_Directive_
Restate the material word for word and leave out anything that is a picture.
══════════════════════════════
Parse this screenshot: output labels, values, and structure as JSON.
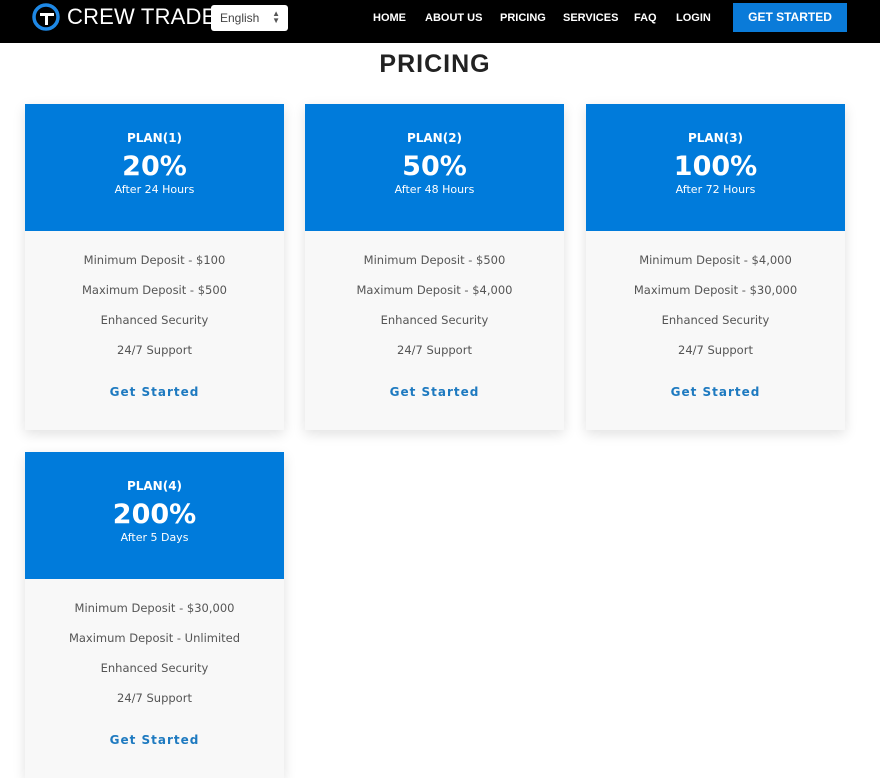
{
  "navbar": {
    "brand": "CREW TRADE",
    "language": "English",
    "links": [
      "HOME",
      "ABOUT US",
      "PRICING",
      "SERVICES",
      "FAQ",
      "LOGIN"
    ],
    "cta": "GET STARTED",
    "accent_color": "#0a7bd9"
  },
  "page": {
    "title": "PRICING"
  },
  "plans": [
    {
      "name": "PLAN(1)",
      "rate": "20%",
      "period": "After 24 Hours",
      "features": [
        "Minimum Deposit - $100",
        "Maximum Deposit - $500",
        "Enhanced Security",
        "24/7 Support"
      ],
      "button": "Get Started"
    },
    {
      "name": "PLAN(2)",
      "rate": "50%",
      "period": "After 48 Hours",
      "features": [
        "Minimum Deposit - $500",
        "Maximum Deposit - $4,000",
        "Enhanced Security",
        "24/7 Support"
      ],
      "button": "Get Started"
    },
    {
      "name": "PLAN(3)",
      "rate": "100%",
      "period": "After 72 Hours",
      "features": [
        "Minimum Deposit - $4,000",
        "Maximum Deposit - $30,000",
        "Enhanced Security",
        "24/7 Support"
      ],
      "button": "Get Started"
    },
    {
      "name": "PLAN(4)",
      "rate": "200%",
      "period": "After 5 Days",
      "features": [
        "Minimum Deposit - $30,000",
        "Maximum Deposit - Unlimited",
        "Enhanced Security",
        "24/7 Support"
      ],
      "button": "Get Started"
    }
  ]
}
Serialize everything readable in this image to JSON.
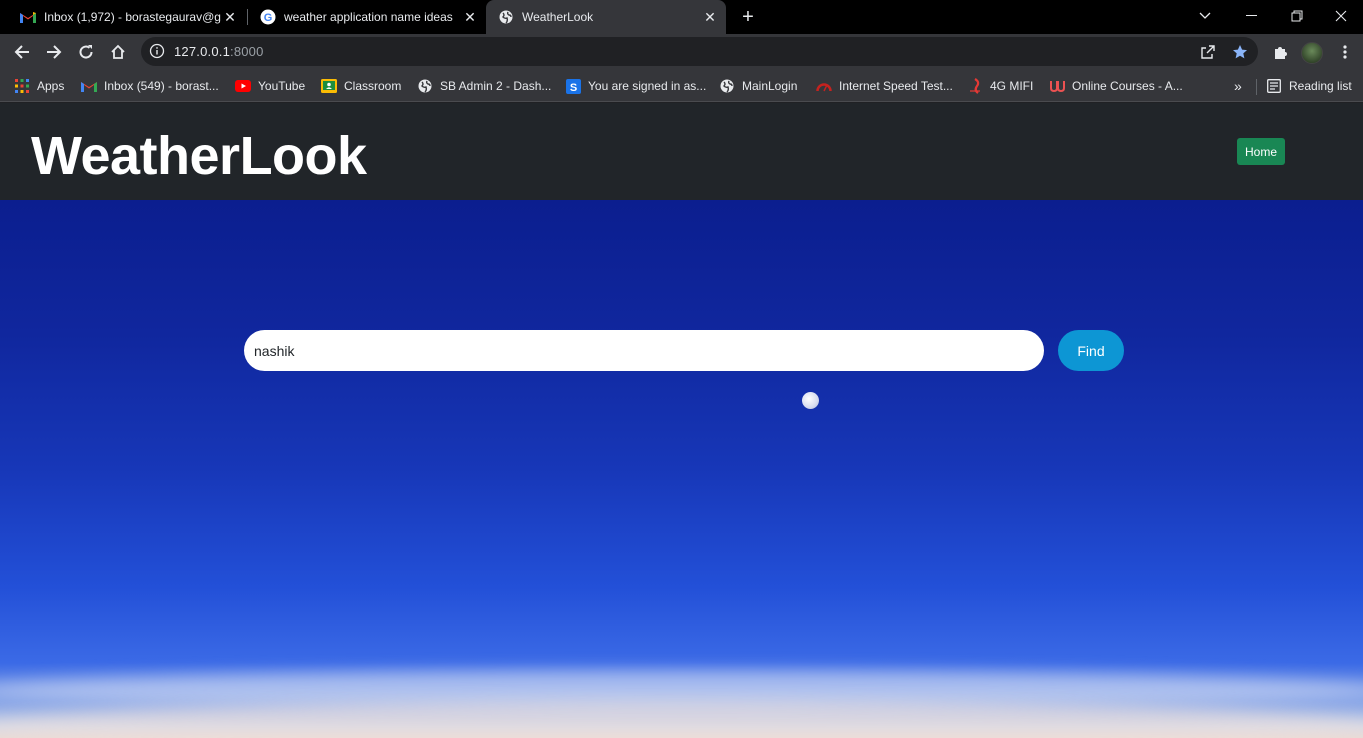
{
  "browser": {
    "tabs": [
      {
        "title": "Inbox (1,972) - borastegaurav@g",
        "favicon": "gmail-icon",
        "active": false
      },
      {
        "title": "weather application name ideas",
        "favicon": "google-icon",
        "active": false
      },
      {
        "title": "WeatherLook",
        "favicon": "globe-icon",
        "active": true
      }
    ],
    "address_bar": {
      "host": "127.0.0.1",
      "port": ":8000"
    },
    "bookmarks": [
      {
        "label": "Apps",
        "icon": "apps-grid-icon"
      },
      {
        "label": "Inbox (549) - borast...",
        "icon": "gmail-icon"
      },
      {
        "label": "YouTube",
        "icon": "youtube-icon"
      },
      {
        "label": "Classroom",
        "icon": "classroom-icon"
      },
      {
        "label": "SB Admin 2 - Dash...",
        "icon": "globe-icon"
      },
      {
        "label": "You are signed in as...",
        "icon": "s-logo-icon"
      },
      {
        "label": "MainLogin",
        "icon": "globe-icon"
      },
      {
        "label": "Internet Speed Test...",
        "icon": "speedometer-icon"
      },
      {
        "label": "4G MIFI",
        "icon": "airtel-icon"
      },
      {
        "label": "Online Courses - A...",
        "icon": "udemy-icon"
      }
    ],
    "reading_list": "Reading list"
  },
  "app": {
    "brand": "WeatherLook",
    "nav": {
      "home_label": "Home"
    },
    "search": {
      "value": "nashik",
      "placeholder": ""
    },
    "find_label": "Find"
  },
  "colors": {
    "navbar_bg": "#212529",
    "home_button": "#198754",
    "find_button": "#0d96d4",
    "sky_top": "#0b1e8f",
    "sky_bottom": "#3b6ae6"
  }
}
══════════════════════════════
_Reply to the task_
Parse this screenshot: output labels, values, and structure as JSON.
{
  "navbar": {
    "brand": "CREW TRADE",
    "language": "English",
    "links": [
      "HOME",
      "ABOUT US",
      "PRICING",
      "SERVICES",
      "FAQ",
      "LOGIN"
    ],
    "cta": "GET STARTED",
    "accent_color": "#0a7bd9"
  },
  "page": {
    "title": "PRICING"
  },
  "plans": [
    {
      "name": "PLAN(1)",
      "rate": "20%",
      "period": "After 24 Hours",
      "features": [
        "Minimum Deposit - $100",
        "Maximum Deposit - $500",
        "Enhanced Security",
        "24/7 Support"
      ],
      "button": "Get Started"
    },
    {
      "name": "PLAN(2)",
      "rate": "50%",
      "period": "After 48 Hours",
      "features": [
        "Minimum Deposit - $500",
        "Maximum Deposit - $4,000",
        "Enhanced Security",
        "24/7 Support"
      ],
      "button": "Get Started"
    },
    {
      "name": "PLAN(3)",
      "rate": "100%",
      "period": "After 72 Hours",
      "features": [
        "Minimum Deposit - $4,000",
        "Maximum Deposit - $30,000",
        "Enhanced Security",
        "24/7 Support"
      ],
      "button": "Get Started"
    },
    {
      "name": "PLAN(4)",
      "rate": "200%",
      "period": "After 5 Days",
      "features": [
        "Minimum Deposit - $30,000",
        "Maximum Deposit - Unlimited",
        "Enhanced Security",
        "24/7 Support"
      ],
      "button": "Get Started"
    }
  ]
}
Serialize everything readable in this image to JSON.
{
  "browser": {
    "tabs": [
      {
        "title": "Inbox (1,972) - borastegaurav@g",
        "favicon": "gmail-icon",
        "active": false
      },
      {
        "title": "weather application name ideas",
        "favicon": "google-icon",
        "active": false
      },
      {
        "title": "WeatherLook",
        "favicon": "globe-icon",
        "active": true
      }
    ],
    "address_bar": {
      "host": "127.0.0.1",
      "port": ":8000"
    },
    "bookmarks": [
      {
        "label": "Apps",
        "icon": "apps-grid-icon"
      },
      {
        "label": "Inbox (549) - borast...",
        "icon": "gmail-icon"
      },
      {
        "label": "YouTube",
        "icon": "youtube-icon"
      },
      {
        "label": "Classroom",
        "icon": "classroom-icon"
      },
      {
        "label": "SB Admin 2 - Dash...",
        "icon": "globe-icon"
      },
      {
        "label": "You are signed in as...",
        "icon": "s-logo-icon"
      },
      {
        "label": "MainLogin",
        "icon": "globe-icon"
      },
      {
        "label": "Internet Speed Test...",
        "icon": "speedometer-icon"
      },
      {
        "label": "4G MIFI",
        "icon": "airtel-icon"
      },
      {
        "label": "Online Courses - A...",
        "icon": "udemy-icon"
      }
    ],
    "reading_list": "Reading list"
  },
  "app": {
    "brand": "WeatherLook",
    "nav": {
      "home_label": "Home"
    },
    "search": {
      "value": "nashik",
      "placeholder": ""
    },
    "find_label": "Find"
  },
  "colors": {
    "navbar_bg": "#212529",
    "home_button": "#198754",
    "find_button": "#0d96d4",
    "sky_top": "#0b1e8f",
    "sky_bottom": "#3b6ae6"
  }
}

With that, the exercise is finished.